***** GIVEN DATA *****

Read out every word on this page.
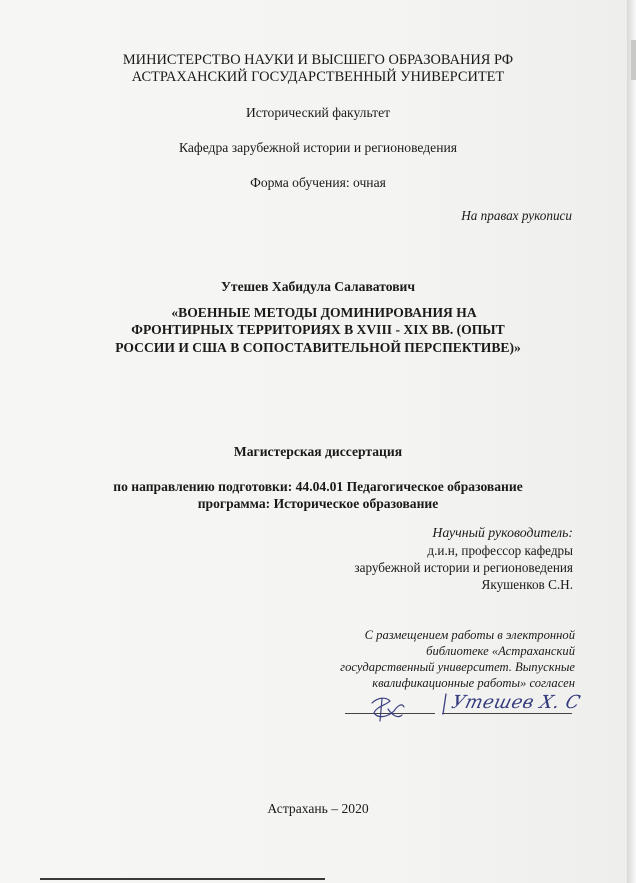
МИНИСТЕРСТВО НАУКИ И ВЫСШЕГО ОБРАЗОВАНИЯ РФ
АСТРАХАНСКИЙ ГОСУДАРСТВЕННЫЙ УНИВЕРСИТЕТ
Исторический факультет
Кафедра зарубежной истории и регионоведения
Форма обучения: очная
На правах рукописи
Утешев Хабидула Салаватович
«ВОЕННЫЕ МЕТОДЫ ДОМИНИРОВАНИЯ НА
ФРОНТИРНЫХ ТЕРРИТОРИЯХ В XVIII - XIX ВВ. (ОПЫТ
РОССИИ И США В СОПОСТАВИТЕЛЬНОЙ ПЕРСПЕКТИВЕ)»
Магистерская диссертация
по направлению подготовки: 44.04.01 Педагогическое образование
программа: Историческое образование
Научный руководитель:
д.и.н, профессор кафедры
зарубежной истории и регионоведения
Якушенков С.Н.
С размещением работы в электронной
библиотеке «Астраханский
государственный университет. Выпускные
квалификационные работы» согласен
Утешев Х. С
Астрахань – 2020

*****

Transcribe every line from the records above without alteration, and leave out the images.

:: SOLUTION TO THE EXERCISE ::
Read out every word on this page.
МИНИСТЕРСТВО НАУКИ И ВЫСШЕГО ОБРАЗОВАНИЯ РФ
АСТРАХАНСКИЙ ГОСУДАРСТВЕННЫЙ УНИВЕРСИТЕТ
Исторический факультет
Кафедра зарубежной истории и регионоведения
Форма обучения: очная
На правах рукописи
Утешев Хабидула Салаватович
«ВОЕННЫЕ МЕТОДЫ ДОМИНИРОВАНИЯ НА
ФРОНТИРНЫХ ТЕРРИТОРИЯХ В XVIII - XIX ВВ. (ОПЫТ
РОССИИ И США В СОПОСТАВИТЕЛЬНОЙ ПЕРСПЕКТИВЕ)»
Магистерская диссертация
по направлению подготовки: 44.04.01 Педагогическое образование
программа: Историческое образование
Научный руководитель:
д.и.н, профессор кафедры
зарубежной истории и регионоведения
Якушенков С.Н.
С размещением работы в электронной
библиотеке «Астраханский
государственный университет. Выпускные
квалификационные работы» согласен
Утешев Х. С
Астрахань – 2020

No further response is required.